--- Start ---

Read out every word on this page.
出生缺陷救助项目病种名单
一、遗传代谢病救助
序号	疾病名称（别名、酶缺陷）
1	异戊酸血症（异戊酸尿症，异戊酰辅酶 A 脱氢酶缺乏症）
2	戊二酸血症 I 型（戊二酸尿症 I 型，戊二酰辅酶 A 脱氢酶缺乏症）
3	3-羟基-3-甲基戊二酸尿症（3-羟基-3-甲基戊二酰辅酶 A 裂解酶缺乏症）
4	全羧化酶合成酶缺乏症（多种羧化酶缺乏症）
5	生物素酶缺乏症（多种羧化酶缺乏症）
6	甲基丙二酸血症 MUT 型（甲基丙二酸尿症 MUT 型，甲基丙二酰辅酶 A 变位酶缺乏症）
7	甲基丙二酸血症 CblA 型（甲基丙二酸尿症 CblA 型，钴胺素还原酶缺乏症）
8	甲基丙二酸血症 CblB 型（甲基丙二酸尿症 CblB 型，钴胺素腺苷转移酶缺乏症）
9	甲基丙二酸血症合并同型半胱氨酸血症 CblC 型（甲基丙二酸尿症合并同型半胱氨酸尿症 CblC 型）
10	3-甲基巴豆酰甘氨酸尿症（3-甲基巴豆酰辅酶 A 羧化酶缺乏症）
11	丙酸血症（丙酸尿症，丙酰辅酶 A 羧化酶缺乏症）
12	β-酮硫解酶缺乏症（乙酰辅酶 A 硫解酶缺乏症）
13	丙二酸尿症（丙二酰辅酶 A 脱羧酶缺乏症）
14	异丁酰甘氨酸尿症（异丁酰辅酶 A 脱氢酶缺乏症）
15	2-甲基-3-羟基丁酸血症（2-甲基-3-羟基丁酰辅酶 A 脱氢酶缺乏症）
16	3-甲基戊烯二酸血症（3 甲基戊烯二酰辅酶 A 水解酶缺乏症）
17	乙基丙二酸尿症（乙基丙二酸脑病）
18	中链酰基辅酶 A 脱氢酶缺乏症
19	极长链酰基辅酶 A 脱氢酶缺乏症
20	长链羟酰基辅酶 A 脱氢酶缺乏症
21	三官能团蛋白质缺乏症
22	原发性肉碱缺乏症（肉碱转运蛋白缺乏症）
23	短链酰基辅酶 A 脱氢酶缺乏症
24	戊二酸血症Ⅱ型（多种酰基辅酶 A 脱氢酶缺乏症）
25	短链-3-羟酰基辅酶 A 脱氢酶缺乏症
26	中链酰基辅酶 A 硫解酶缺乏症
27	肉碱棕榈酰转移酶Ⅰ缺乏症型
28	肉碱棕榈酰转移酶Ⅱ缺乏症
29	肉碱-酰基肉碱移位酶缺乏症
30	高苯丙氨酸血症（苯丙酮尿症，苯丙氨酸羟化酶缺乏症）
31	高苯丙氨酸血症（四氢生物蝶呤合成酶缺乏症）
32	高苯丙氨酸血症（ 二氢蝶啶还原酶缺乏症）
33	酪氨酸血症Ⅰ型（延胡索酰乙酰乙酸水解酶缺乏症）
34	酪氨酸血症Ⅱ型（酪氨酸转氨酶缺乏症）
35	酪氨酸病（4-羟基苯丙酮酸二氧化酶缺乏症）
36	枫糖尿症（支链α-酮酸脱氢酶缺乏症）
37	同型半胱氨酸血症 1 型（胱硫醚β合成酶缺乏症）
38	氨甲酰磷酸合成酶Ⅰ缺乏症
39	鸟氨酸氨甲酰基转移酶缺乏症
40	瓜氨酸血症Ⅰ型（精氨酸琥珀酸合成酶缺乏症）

--- End ---

▶ **Work to complete**
Every line above should be written out again exactly as it stands.

▶ **The result**
Read out every word on this page.
出生缺陷救助项目病种名单
一、遗传代谢病救助
序号	疾病名称（别名、酶缺陷）
1	异戊酸血症（异戊酸尿症，异戊酰辅酶 A 脱氢酶缺乏症）
2	戊二酸血症 I 型（戊二酸尿症 I 型，戊二酰辅酶 A 脱氢酶缺乏症）
3	3-羟基-3-甲基戊二酸尿症（3-羟基-3-甲基戊二酰辅酶 A 裂解酶缺乏症）
4	全羧化酶合成酶缺乏症（多种羧化酶缺乏症）
5	生物素酶缺乏症（多种羧化酶缺乏症）
6	甲基丙二酸血症 MUT 型（甲基丙二酸尿症 MUT 型，甲基丙二酰辅酶 A 变位酶缺乏症）
7	甲基丙二酸血症 CblA 型（甲基丙二酸尿症 CblA 型，钴胺素还原酶缺乏症）
8	甲基丙二酸血症 CblB 型（甲基丙二酸尿症 CblB 型，钴胺素腺苷转移酶缺乏症）
9	甲基丙二酸血症合并同型半胱氨酸血症 CblC 型（甲基丙二酸尿症合并同型半胱氨酸尿症 CblC 型）
10	3-甲基巴豆酰甘氨酸尿症（3-甲基巴豆酰辅酶 A 羧化酶缺乏症）
11	丙酸血症（丙酸尿症，丙酰辅酶 A 羧化酶缺乏症）
12	β-酮硫解酶缺乏症（乙酰辅酶 A 硫解酶缺乏症）
13	丙二酸尿症（丙二酰辅酶 A 脱羧酶缺乏症）
14	异丁酰甘氨酸尿症（异丁酰辅酶 A 脱氢酶缺乏症）
15	2-甲基-3-羟基丁酸血症（2-甲基-3-羟基丁酰辅酶 A 脱氢酶缺乏症）
16	3-甲基戊烯二酸血症（3 甲基戊烯二酰辅酶 A 水解酶缺乏症）
17	乙基丙二酸尿症（乙基丙二酸脑病）
18	中链酰基辅酶 A 脱氢酶缺乏症
19	极长链酰基辅酶 A 脱氢酶缺乏症
20	长链羟酰基辅酶 A 脱氢酶缺乏症
21	三官能团蛋白质缺乏症
22	原发性肉碱缺乏症（肉碱转运蛋白缺乏症）
23	短链酰基辅酶 A 脱氢酶缺乏症
24	戊二酸血症Ⅱ型（多种酰基辅酶 A 脱氢酶缺乏症）
25	短链-3-羟酰基辅酶 A 脱氢酶缺乏症
26	中链酰基辅酶 A 硫解酶缺乏症
27	肉碱棕榈酰转移酶Ⅰ缺乏症型
28	肉碱棕榈酰转移酶Ⅱ缺乏症
29	肉碱-酰基肉碱移位酶缺乏症
30	高苯丙氨酸血症（苯丙酮尿症，苯丙氨酸羟化酶缺乏症）
31	高苯丙氨酸血症（四氢生物蝶呤合成酶缺乏症）
32	高苯丙氨酸血症（ 二氢蝶啶还原酶缺乏症）
33	酪氨酸血症Ⅰ型（延胡索酰乙酰乙酸水解酶缺乏症）
34	酪氨酸血症Ⅱ型（酪氨酸转氨酶缺乏症）
35	酪氨酸病（4-羟基苯丙酮酸二氧化酶缺乏症）
36	枫糖尿症（支链α-酮酸脱氢酶缺乏症）
37	同型半胱氨酸血症 1 型（胱硫醚β合成酶缺乏症）
38	氨甲酰磷酸合成酶Ⅰ缺乏症
39	鸟氨酸氨甲酰基转移酶缺乏症
40	瓜氨酸血症Ⅰ型（精氨酸琥珀酸合成酶缺乏症）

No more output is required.